SHORT PROBLEM:
Report the number of lines in the entries below that include the word "High", and nothing else.

[Collected data entries]
*****
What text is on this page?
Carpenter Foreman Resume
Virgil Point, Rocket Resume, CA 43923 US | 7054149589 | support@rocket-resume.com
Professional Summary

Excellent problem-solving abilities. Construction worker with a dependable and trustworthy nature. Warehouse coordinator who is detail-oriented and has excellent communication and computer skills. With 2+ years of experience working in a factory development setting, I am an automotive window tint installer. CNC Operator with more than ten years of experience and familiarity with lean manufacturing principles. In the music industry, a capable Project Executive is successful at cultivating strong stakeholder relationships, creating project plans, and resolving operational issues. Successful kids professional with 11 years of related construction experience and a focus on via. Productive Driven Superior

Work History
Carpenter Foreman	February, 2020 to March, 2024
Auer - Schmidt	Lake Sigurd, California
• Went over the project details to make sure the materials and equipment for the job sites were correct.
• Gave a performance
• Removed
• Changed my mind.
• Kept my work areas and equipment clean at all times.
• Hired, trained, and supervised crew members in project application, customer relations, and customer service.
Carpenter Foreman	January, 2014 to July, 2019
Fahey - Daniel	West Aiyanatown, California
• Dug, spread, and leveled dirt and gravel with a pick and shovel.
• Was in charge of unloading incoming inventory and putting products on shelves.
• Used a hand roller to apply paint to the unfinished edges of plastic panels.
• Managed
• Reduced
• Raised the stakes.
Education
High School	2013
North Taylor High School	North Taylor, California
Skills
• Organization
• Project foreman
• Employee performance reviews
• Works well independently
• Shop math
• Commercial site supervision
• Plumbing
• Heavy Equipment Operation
*****
EXERCISE RESPONSE:
2